- **TASK TO COMPLETE**: Which lines hold the word "Ethereum"? Copy each of them from the material.
┄┄┄┄┄┄┄┄┄┄
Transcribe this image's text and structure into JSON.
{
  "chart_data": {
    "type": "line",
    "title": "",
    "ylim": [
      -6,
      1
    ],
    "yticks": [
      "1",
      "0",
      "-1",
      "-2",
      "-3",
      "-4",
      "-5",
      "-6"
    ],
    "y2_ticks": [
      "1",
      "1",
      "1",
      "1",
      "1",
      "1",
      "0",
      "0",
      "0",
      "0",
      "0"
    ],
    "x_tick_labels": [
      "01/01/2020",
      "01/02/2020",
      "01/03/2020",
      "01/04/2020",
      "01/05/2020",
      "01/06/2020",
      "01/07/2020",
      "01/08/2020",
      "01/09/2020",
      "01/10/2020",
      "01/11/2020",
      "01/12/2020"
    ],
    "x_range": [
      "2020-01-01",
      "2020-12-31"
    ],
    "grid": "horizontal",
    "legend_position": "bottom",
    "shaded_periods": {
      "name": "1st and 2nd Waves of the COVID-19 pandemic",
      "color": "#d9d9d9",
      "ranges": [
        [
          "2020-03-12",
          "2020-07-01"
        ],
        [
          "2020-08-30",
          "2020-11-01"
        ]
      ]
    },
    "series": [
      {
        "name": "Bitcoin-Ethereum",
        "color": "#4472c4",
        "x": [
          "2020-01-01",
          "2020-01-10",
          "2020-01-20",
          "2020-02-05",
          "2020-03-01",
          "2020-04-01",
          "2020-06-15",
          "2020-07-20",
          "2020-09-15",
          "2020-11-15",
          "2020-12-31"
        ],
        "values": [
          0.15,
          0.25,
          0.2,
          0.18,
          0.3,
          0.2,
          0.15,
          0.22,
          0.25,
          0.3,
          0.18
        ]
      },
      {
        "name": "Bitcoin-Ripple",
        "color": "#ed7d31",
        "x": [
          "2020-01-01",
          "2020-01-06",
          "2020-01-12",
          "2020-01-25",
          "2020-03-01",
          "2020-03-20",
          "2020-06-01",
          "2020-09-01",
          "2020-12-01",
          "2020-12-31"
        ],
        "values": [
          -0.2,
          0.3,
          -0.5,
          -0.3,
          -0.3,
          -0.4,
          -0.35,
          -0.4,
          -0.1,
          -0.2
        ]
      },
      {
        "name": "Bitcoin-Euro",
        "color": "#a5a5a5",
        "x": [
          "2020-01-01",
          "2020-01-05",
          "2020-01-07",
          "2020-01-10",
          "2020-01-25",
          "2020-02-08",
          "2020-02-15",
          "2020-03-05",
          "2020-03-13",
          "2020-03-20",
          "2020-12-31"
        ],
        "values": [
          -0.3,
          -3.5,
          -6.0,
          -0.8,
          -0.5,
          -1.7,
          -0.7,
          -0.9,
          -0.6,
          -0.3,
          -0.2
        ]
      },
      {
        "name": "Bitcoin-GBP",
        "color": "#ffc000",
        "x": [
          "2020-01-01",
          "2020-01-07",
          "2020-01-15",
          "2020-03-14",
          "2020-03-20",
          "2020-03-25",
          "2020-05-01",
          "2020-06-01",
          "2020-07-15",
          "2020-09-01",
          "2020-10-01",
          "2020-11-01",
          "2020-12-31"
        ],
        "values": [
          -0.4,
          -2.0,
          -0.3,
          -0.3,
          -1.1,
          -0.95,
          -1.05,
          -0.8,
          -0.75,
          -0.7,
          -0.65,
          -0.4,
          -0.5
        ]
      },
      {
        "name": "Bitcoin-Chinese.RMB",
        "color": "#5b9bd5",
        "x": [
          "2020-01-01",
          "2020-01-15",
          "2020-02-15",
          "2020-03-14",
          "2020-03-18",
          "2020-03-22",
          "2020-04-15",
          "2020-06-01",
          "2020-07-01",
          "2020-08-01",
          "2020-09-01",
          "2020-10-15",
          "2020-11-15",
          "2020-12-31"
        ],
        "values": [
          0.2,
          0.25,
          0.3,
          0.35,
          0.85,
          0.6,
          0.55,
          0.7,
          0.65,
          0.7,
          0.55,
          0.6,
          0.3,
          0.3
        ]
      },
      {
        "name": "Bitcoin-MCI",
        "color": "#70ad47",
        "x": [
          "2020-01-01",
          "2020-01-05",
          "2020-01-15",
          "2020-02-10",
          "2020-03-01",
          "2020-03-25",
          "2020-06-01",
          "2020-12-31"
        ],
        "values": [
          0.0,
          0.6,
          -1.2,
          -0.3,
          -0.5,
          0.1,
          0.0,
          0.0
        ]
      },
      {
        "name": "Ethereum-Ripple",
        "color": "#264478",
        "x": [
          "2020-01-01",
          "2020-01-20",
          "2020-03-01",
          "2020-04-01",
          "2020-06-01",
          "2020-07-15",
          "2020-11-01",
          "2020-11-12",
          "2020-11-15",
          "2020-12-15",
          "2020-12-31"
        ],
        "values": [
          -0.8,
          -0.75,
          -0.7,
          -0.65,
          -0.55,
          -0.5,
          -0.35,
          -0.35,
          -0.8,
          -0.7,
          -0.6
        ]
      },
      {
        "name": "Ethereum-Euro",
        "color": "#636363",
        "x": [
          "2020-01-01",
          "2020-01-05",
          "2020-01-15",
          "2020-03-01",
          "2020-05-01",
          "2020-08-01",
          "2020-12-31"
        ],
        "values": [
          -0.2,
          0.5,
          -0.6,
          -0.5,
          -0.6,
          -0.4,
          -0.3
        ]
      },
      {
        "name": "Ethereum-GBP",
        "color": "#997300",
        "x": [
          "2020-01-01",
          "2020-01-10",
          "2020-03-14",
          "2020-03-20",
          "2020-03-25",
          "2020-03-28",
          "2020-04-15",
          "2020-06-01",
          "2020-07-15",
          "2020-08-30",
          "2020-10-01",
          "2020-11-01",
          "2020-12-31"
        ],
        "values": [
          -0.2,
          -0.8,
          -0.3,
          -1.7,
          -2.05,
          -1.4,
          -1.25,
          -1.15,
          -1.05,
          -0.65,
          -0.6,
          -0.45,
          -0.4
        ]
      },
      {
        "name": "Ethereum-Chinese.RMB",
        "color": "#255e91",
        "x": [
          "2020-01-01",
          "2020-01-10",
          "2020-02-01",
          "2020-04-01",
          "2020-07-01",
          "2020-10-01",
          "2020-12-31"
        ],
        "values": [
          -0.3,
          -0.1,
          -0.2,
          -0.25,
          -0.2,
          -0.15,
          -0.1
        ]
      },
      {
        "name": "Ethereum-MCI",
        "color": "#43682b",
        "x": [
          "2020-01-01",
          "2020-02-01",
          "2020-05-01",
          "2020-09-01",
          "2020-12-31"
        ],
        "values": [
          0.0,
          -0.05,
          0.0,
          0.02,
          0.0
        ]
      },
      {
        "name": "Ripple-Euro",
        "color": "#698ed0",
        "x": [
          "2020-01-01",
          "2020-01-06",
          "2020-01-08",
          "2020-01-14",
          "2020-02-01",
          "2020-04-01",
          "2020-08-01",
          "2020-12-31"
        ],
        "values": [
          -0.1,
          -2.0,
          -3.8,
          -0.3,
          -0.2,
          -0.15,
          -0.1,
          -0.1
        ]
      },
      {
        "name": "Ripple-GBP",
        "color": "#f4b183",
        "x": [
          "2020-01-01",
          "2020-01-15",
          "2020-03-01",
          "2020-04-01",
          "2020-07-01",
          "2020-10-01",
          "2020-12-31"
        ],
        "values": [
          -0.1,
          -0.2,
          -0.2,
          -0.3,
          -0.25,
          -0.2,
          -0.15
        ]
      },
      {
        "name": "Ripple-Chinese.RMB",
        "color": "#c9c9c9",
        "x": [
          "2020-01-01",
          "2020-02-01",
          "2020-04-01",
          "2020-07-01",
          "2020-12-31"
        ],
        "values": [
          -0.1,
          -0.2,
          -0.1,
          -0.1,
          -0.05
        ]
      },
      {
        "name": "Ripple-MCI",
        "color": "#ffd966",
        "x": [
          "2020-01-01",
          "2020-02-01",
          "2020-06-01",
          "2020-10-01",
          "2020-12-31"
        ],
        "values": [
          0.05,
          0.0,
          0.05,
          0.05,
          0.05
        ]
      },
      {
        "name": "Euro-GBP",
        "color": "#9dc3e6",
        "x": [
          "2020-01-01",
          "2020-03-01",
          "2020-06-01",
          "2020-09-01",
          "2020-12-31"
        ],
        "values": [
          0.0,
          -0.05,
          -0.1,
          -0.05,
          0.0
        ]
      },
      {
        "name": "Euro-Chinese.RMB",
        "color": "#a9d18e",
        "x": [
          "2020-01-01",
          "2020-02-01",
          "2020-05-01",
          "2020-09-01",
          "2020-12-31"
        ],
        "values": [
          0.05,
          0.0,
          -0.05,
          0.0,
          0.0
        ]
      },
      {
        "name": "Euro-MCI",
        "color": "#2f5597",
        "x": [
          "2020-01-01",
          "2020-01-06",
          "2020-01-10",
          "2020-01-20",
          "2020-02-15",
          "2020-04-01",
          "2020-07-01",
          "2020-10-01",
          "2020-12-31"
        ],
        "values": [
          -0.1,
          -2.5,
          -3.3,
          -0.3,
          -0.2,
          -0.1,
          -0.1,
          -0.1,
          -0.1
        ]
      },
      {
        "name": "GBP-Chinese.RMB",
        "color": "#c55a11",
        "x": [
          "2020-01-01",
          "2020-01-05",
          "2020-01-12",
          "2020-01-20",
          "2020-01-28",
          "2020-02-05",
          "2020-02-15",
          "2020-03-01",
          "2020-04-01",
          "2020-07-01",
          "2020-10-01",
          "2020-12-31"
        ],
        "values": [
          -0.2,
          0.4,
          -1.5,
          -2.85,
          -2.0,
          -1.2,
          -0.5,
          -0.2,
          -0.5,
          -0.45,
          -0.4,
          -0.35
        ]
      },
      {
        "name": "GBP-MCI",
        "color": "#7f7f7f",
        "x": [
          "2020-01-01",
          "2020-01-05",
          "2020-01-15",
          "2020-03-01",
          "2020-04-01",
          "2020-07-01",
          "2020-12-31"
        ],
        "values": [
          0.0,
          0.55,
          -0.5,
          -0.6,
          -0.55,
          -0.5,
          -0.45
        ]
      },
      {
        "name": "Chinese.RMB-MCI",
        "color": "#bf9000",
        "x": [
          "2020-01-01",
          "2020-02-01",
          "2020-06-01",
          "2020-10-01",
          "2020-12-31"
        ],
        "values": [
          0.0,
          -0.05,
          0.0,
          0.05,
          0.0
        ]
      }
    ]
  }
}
┄┄┄┄┄┄┄┄┄┄
- **EXERCISE RESPONSE**:
        "name": "Bitcoin-Ethereum",
        "name": "Ethereum-Ripple",
        "name": "Ethereum-Euro",
        "name": "Ethereum-GBP",
        "name": "Ethereum-Chinese.RMB",
        "name": "Ethereum-MCI",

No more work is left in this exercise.